PROBLEM: Collect every line below that contains the word "title".

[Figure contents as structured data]
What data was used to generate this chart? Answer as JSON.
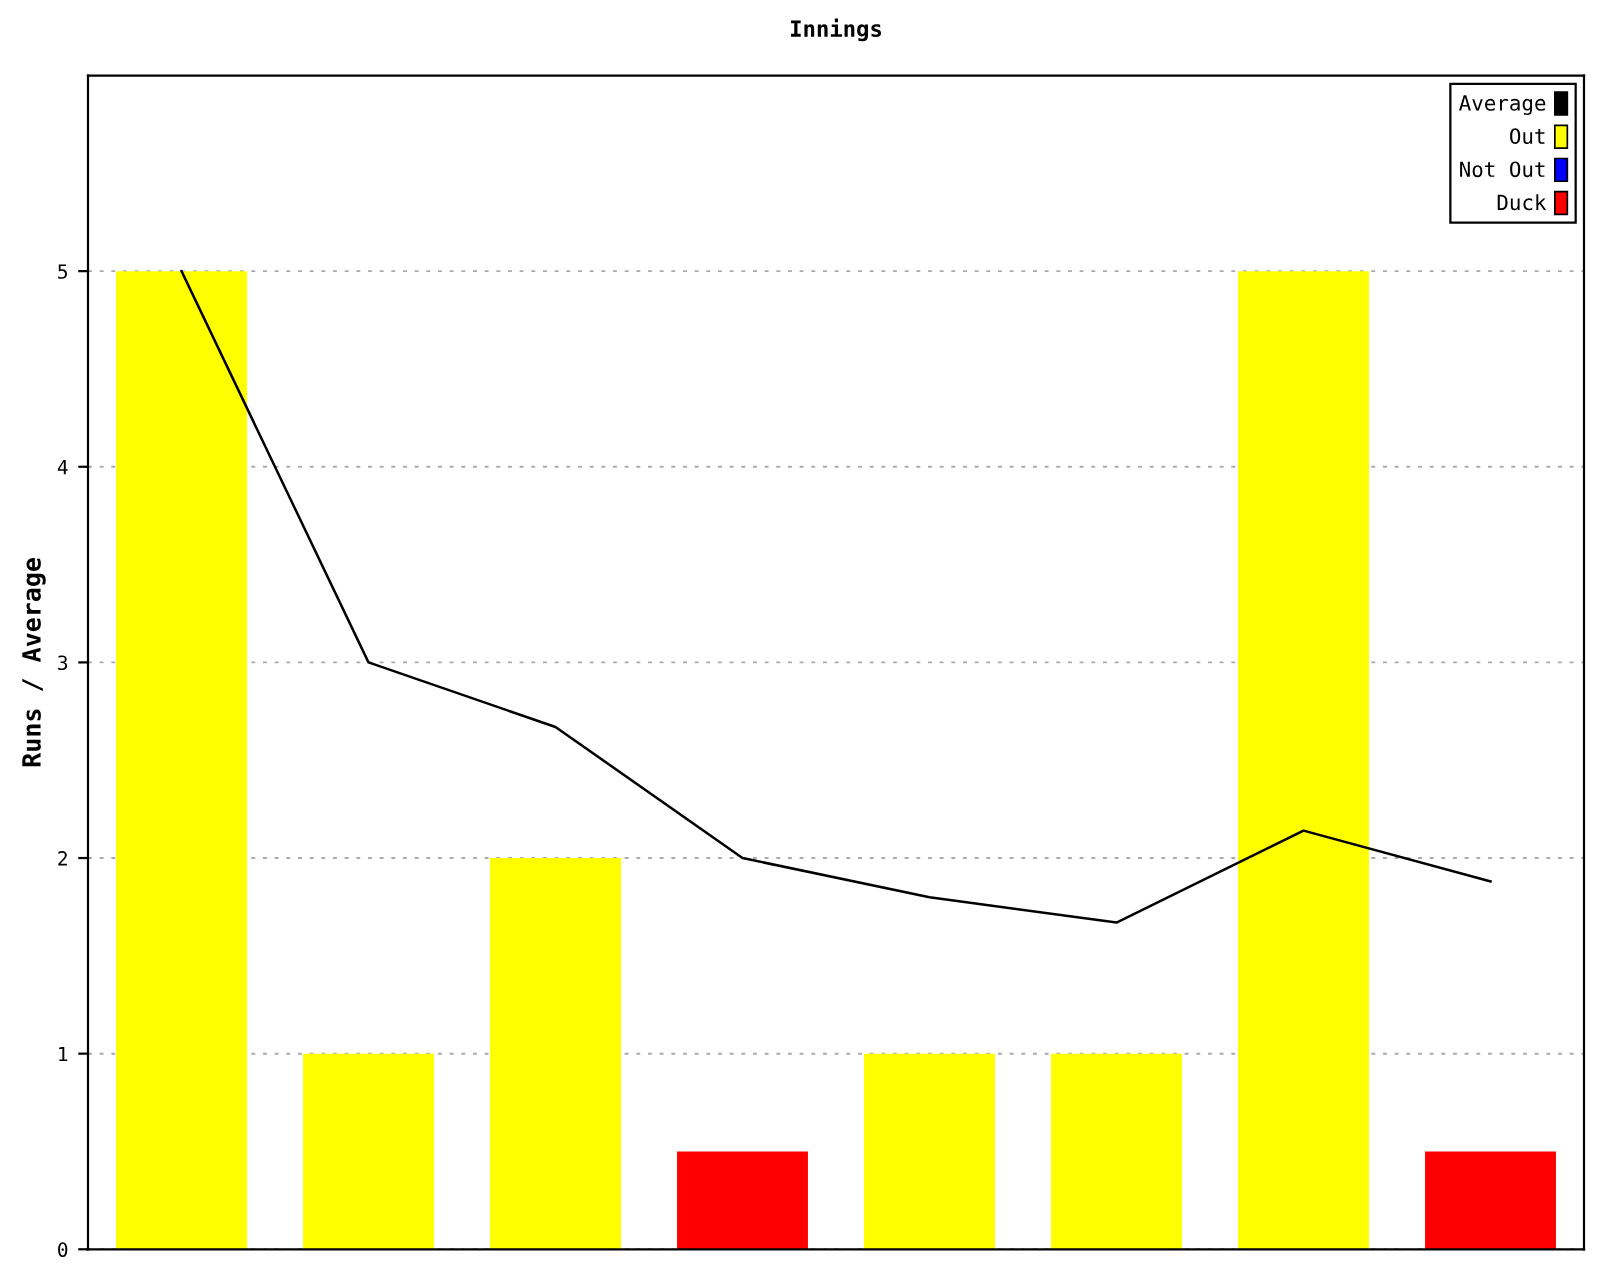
{
  "chart_data": {
    "type": "bar",
    "title": "Innings",
    "ylabel": "Runs / Average",
    "categories": [
      null,
      null,
      null,
      null,
      null,
      null,
      null,
      null
    ],
    "series": [
      {
        "name": "Average",
        "type": "line",
        "color": "#000000",
        "values": [
          5,
          3,
          2.67,
          2,
          1.8,
          1.67,
          2.14,
          1.88
        ]
      },
      {
        "name": "Out",
        "color": "#ffff00",
        "values": [
          5,
          1,
          2,
          null,
          1,
          1,
          5,
          null
        ]
      },
      {
        "name": "Not Out",
        "color": "#0000ff",
        "values": [
          null,
          null,
          null,
          null,
          null,
          null,
          null,
          null
        ]
      },
      {
        "name": "Duck",
        "color": "#ff0000",
        "values": [
          null,
          null,
          null,
          0.5,
          null,
          null,
          null,
          0.5
        ]
      }
    ],
    "ylim": [
      0,
      6
    ],
    "yticks": [
      0,
      1,
      2,
      3,
      4,
      5
    ],
    "grid": "y",
    "legend": "top right",
    "marker": "none",
    "line_style": "solid"
  }
}
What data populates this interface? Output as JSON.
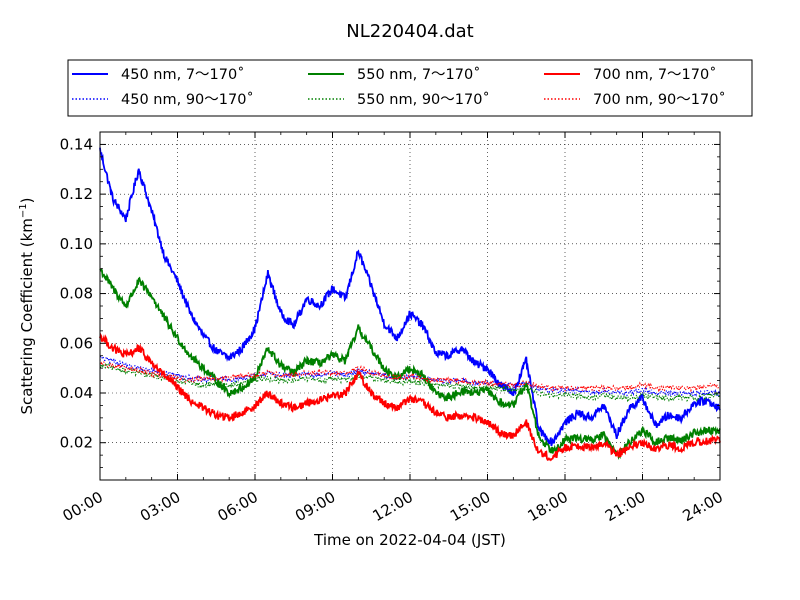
{
  "chart_data": {
    "type": "line",
    "title": "NL220404.dat",
    "xlabel": "Time on 2022-04-04 (JST)",
    "ylabel_prefix": "Scattering Coefficient (km",
    "ylabel_sup": "−1",
    "ylabel_suffix": ")",
    "xlim": [
      0,
      24
    ],
    "ylim": [
      0.005,
      0.145
    ],
    "grid": true,
    "legend_position": "top, outside plot, 3 columns",
    "x_ticks": [
      {
        "x": 0,
        "label": "00:00"
      },
      {
        "x": 3,
        "label": "03:00"
      },
      {
        "x": 6,
        "label": "06:00"
      },
      {
        "x": 9,
        "label": "09:00"
      },
      {
        "x": 12,
        "label": "12:00"
      },
      {
        "x": 15,
        "label": "15:00"
      },
      {
        "x": 18,
        "label": "18:00"
      },
      {
        "x": 21,
        "label": "21:00"
      },
      {
        "x": 24,
        "label": "24:00"
      }
    ],
    "y_ticks": [
      {
        "y": 0.02,
        "label": "0.02"
      },
      {
        "y": 0.04,
        "label": "0.04"
      },
      {
        "y": 0.06,
        "label": "0.06"
      },
      {
        "y": 0.08,
        "label": "0.08"
      },
      {
        "y": 0.1,
        "label": "0.10"
      },
      {
        "y": 0.12,
        "label": "0.12"
      },
      {
        "y": 0.14,
        "label": "0.14"
      }
    ],
    "x": [
      0,
      0.5,
      1,
      1.5,
      2,
      2.5,
      3,
      3.5,
      4,
      4.5,
      5,
      5.5,
      6,
      6.5,
      7,
      7.5,
      8,
      8.5,
      9,
      9.5,
      10,
      10.5,
      11,
      11.5,
      12,
      12.5,
      13,
      13.5,
      14,
      14.5,
      15,
      15.5,
      16,
      16.5,
      17,
      17.5,
      18,
      18.5,
      19,
      19.5,
      20,
      20.5,
      21,
      21.5,
      22,
      22.5,
      23,
      23.5,
      24
    ],
    "series": [
      {
        "name": "450 nm, 7～170˚",
        "color": "#0000ff",
        "style": "solid",
        "values": [
          0.138,
          0.118,
          0.11,
          0.13,
          0.113,
          0.095,
          0.085,
          0.072,
          0.063,
          0.057,
          0.054,
          0.058,
          0.066,
          0.088,
          0.072,
          0.067,
          0.078,
          0.075,
          0.082,
          0.078,
          0.097,
          0.083,
          0.068,
          0.062,
          0.072,
          0.067,
          0.056,
          0.055,
          0.058,
          0.052,
          0.05,
          0.043,
          0.04,
          0.053,
          0.025,
          0.02,
          0.028,
          0.032,
          0.03,
          0.035,
          0.023,
          0.034,
          0.038,
          0.027,
          0.031,
          0.03,
          0.036,
          0.037,
          0.034
        ]
      },
      {
        "name": "450 nm, 90～170˚",
        "color": "#0000ff",
        "style": "dotted",
        "values": [
          0.054,
          0.053,
          0.051,
          0.05,
          0.049,
          0.048,
          0.047,
          0.046,
          0.045,
          0.046,
          0.045,
          0.046,
          0.047,
          0.048,
          0.047,
          0.047,
          0.048,
          0.047,
          0.048,
          0.047,
          0.049,
          0.048,
          0.047,
          0.046,
          0.047,
          0.046,
          0.045,
          0.045,
          0.045,
          0.044,
          0.044,
          0.044,
          0.043,
          0.044,
          0.042,
          0.041,
          0.041,
          0.041,
          0.04,
          0.041,
          0.04,
          0.04,
          0.041,
          0.04,
          0.04,
          0.04,
          0.04,
          0.04,
          0.04
        ]
      },
      {
        "name": "550 nm, 7～170˚",
        "color": "#008000",
        "style": "solid",
        "values": [
          0.09,
          0.082,
          0.075,
          0.085,
          0.079,
          0.07,
          0.062,
          0.055,
          0.05,
          0.045,
          0.04,
          0.042,
          0.046,
          0.058,
          0.051,
          0.048,
          0.053,
          0.052,
          0.055,
          0.053,
          0.066,
          0.058,
          0.05,
          0.046,
          0.05,
          0.047,
          0.04,
          0.038,
          0.041,
          0.04,
          0.041,
          0.036,
          0.035,
          0.044,
          0.022,
          0.017,
          0.021,
          0.022,
          0.021,
          0.023,
          0.015,
          0.02,
          0.025,
          0.02,
          0.022,
          0.021,
          0.024,
          0.025,
          0.025
        ]
      },
      {
        "name": "550 nm, 90～170˚",
        "color": "#008000",
        "style": "dotted",
        "values": [
          0.051,
          0.05,
          0.049,
          0.048,
          0.047,
          0.046,
          0.045,
          0.044,
          0.043,
          0.044,
          0.043,
          0.044,
          0.045,
          0.046,
          0.045,
          0.045,
          0.046,
          0.045,
          0.046,
          0.045,
          0.047,
          0.046,
          0.045,
          0.044,
          0.045,
          0.044,
          0.043,
          0.043,
          0.043,
          0.042,
          0.042,
          0.042,
          0.041,
          0.042,
          0.04,
          0.039,
          0.039,
          0.039,
          0.038,
          0.039,
          0.038,
          0.038,
          0.039,
          0.038,
          0.038,
          0.038,
          0.038,
          0.039,
          0.039
        ]
      },
      {
        "name": "700 nm, 7～170˚",
        "color": "#ff0000",
        "style": "solid",
        "values": [
          0.063,
          0.058,
          0.055,
          0.058,
          0.052,
          0.047,
          0.042,
          0.037,
          0.034,
          0.031,
          0.03,
          0.032,
          0.035,
          0.04,
          0.036,
          0.034,
          0.036,
          0.037,
          0.039,
          0.04,
          0.048,
          0.04,
          0.036,
          0.034,
          0.038,
          0.036,
          0.032,
          0.03,
          0.031,
          0.03,
          0.028,
          0.024,
          0.023,
          0.028,
          0.016,
          0.014,
          0.018,
          0.019,
          0.018,
          0.02,
          0.015,
          0.018,
          0.02,
          0.017,
          0.019,
          0.018,
          0.02,
          0.021,
          0.021
        ]
      },
      {
        "name": "700 nm, 90～170˚",
        "color": "#ff0000",
        "style": "dotted",
        "values": [
          0.052,
          0.051,
          0.05,
          0.049,
          0.048,
          0.047,
          0.046,
          0.045,
          0.046,
          0.046,
          0.046,
          0.047,
          0.047,
          0.048,
          0.047,
          0.047,
          0.048,
          0.048,
          0.048,
          0.048,
          0.05,
          0.048,
          0.047,
          0.046,
          0.047,
          0.046,
          0.045,
          0.045,
          0.045,
          0.044,
          0.044,
          0.044,
          0.043,
          0.044,
          0.043,
          0.042,
          0.042,
          0.042,
          0.042,
          0.042,
          0.042,
          0.042,
          0.043,
          0.042,
          0.042,
          0.042,
          0.042,
          0.043,
          0.043
        ]
      }
    ]
  }
}
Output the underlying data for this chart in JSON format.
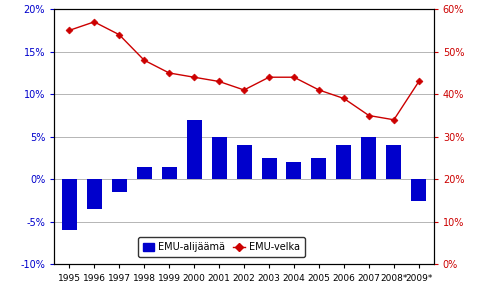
{
  "years": [
    "1995",
    "1996",
    "1997",
    "1998",
    "1999",
    "2000",
    "2001",
    "2002",
    "2003",
    "2004",
    "2005",
    "2006",
    "2007",
    "2008*",
    "2009*"
  ],
  "emu_alijaama": [
    -6.0,
    -3.5,
    -1.5,
    1.5,
    1.5,
    7.0,
    5.0,
    4.0,
    2.5,
    2.0,
    2.5,
    4.0,
    5.0,
    4.0,
    -2.5
  ],
  "emu_velka": [
    55.0,
    57.0,
    54.0,
    48.0,
    45.0,
    44.0,
    43.0,
    41.0,
    44.0,
    44.0,
    41.0,
    39.0,
    35.0,
    34.0,
    43.0
  ],
  "bar_color": "#0000CC",
  "line_color": "#CC0000",
  "marker_color": "#CC0000",
  "left_ylim": [
    -10,
    20
  ],
  "right_ylim": [
    0,
    60
  ],
  "left_yticks": [
    -10,
    -5,
    0,
    5,
    10,
    15,
    20
  ],
  "right_yticks": [
    0,
    10,
    20,
    30,
    40,
    50,
    60
  ],
  "left_yticklabels": [
    "-10%",
    "-5%",
    "0%",
    "5%",
    "10%",
    "15%",
    "20%"
  ],
  "right_yticklabels": [
    "0%",
    "10%",
    "20%",
    "30%",
    "40%",
    "50%",
    "60%"
  ],
  "legend_bar": "EMU-alijäämä",
  "legend_line": "EMU-velka",
  "left_axis_color": "#0000CC",
  "right_axis_color": "#CC0000",
  "grid_color": "#999999",
  "background_color": "#FFFFFF"
}
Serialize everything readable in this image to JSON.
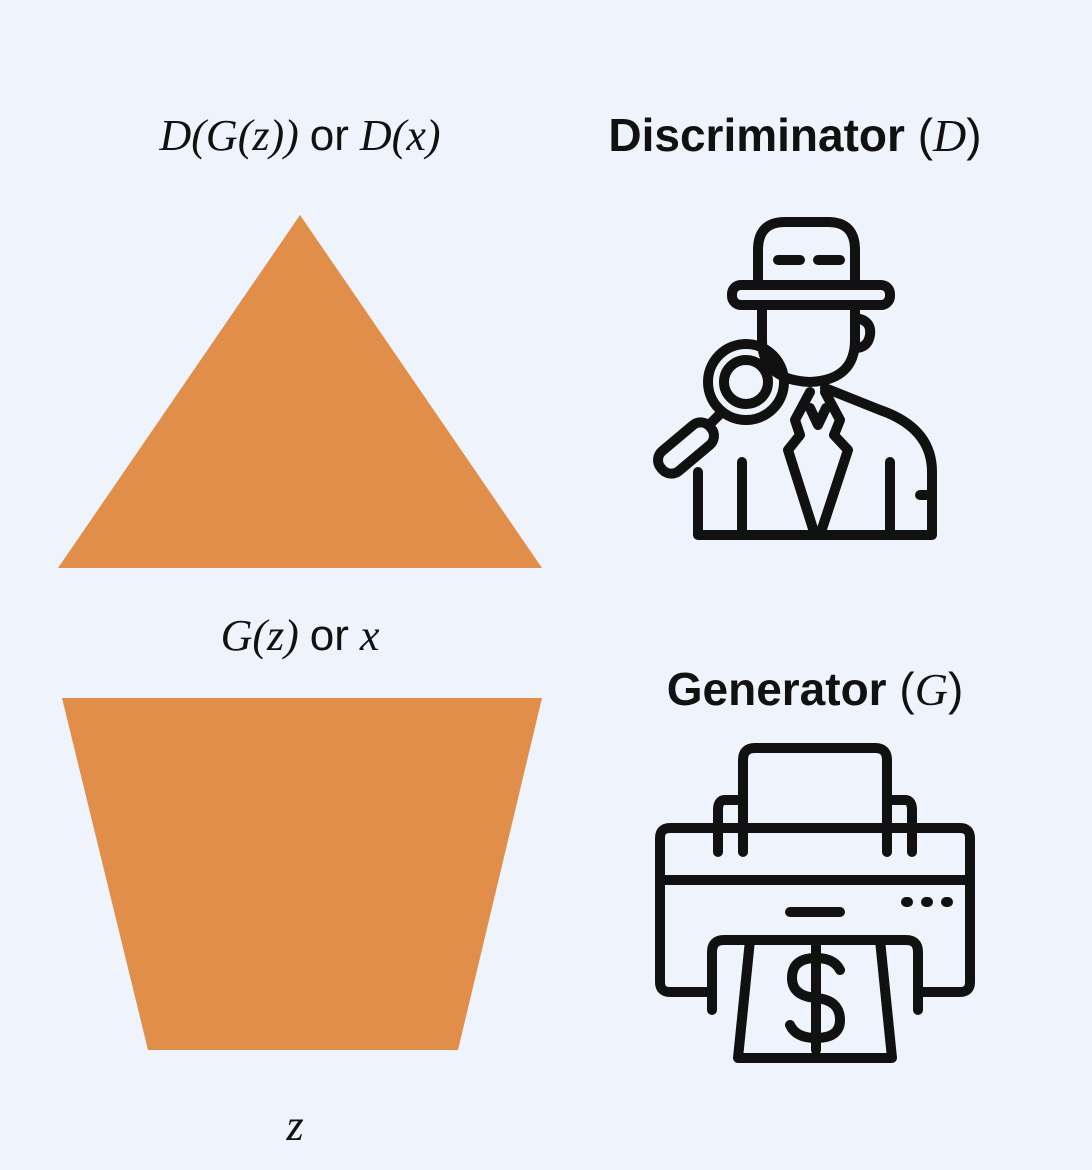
{
  "labels": {
    "top_output": {
      "d_of_g": "D(G(z))",
      "or": "or",
      "d_of_x": "D(x)"
    },
    "middle": {
      "g_of_z": "G(z)",
      "or": "or",
      "x": "x"
    },
    "bottom": "z"
  },
  "discriminator": {
    "name": "Discriminator",
    "symbol": "D",
    "icon": "detective-icon"
  },
  "generator": {
    "name": "Generator",
    "symbol": "G",
    "icon": "money-printer-icon"
  },
  "colors": {
    "background": "#eff4fc",
    "shape_fill": "#e08e4a",
    "icon_stroke": "#111111"
  }
}
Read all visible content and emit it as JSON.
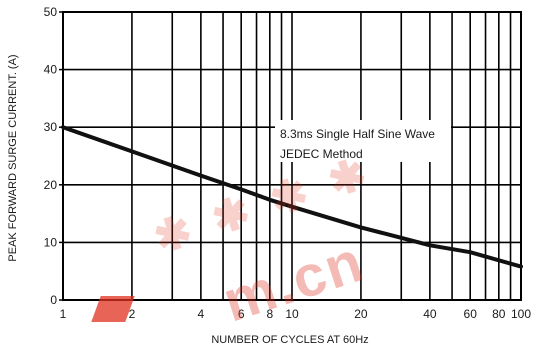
{
  "chart_data": {
    "type": "line",
    "title": "",
    "xlabel": "NUMBER OF CYCLES AT 60Hz",
    "ylabel": "PEAK FORWARD SURGE CURRENT. (A)",
    "x_scale": "log",
    "xlim": [
      1,
      100
    ],
    "ylim": [
      0,
      50
    ],
    "x_ticks": [
      1,
      2,
      4,
      6,
      8,
      10,
      20,
      40,
      60,
      80,
      100
    ],
    "x_minor_ticks": [
      3,
      5,
      7,
      9,
      30,
      50,
      70,
      90
    ],
    "y_ticks": [
      0,
      10,
      20,
      30,
      40,
      50
    ],
    "grid": true,
    "series": [
      {
        "x": [
          1,
          2,
          4,
          6,
          8,
          10,
          20,
          40,
          60,
          100
        ],
        "y": [
          30,
          25.8,
          21.6,
          19.2,
          17.4,
          16.2,
          12.6,
          9.5,
          8.3,
          5.8
        ],
        "color": "#111111"
      }
    ],
    "annotation": {
      "lines": [
        "8.3ms Single Half Sine Wave",
        "JEDEC Method"
      ]
    },
    "watermark_color": "#e0301e"
  }
}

ANSWER TO THE TASK:
    "title": "Innings",
    "title": "NL220404.dat",
    "title": "",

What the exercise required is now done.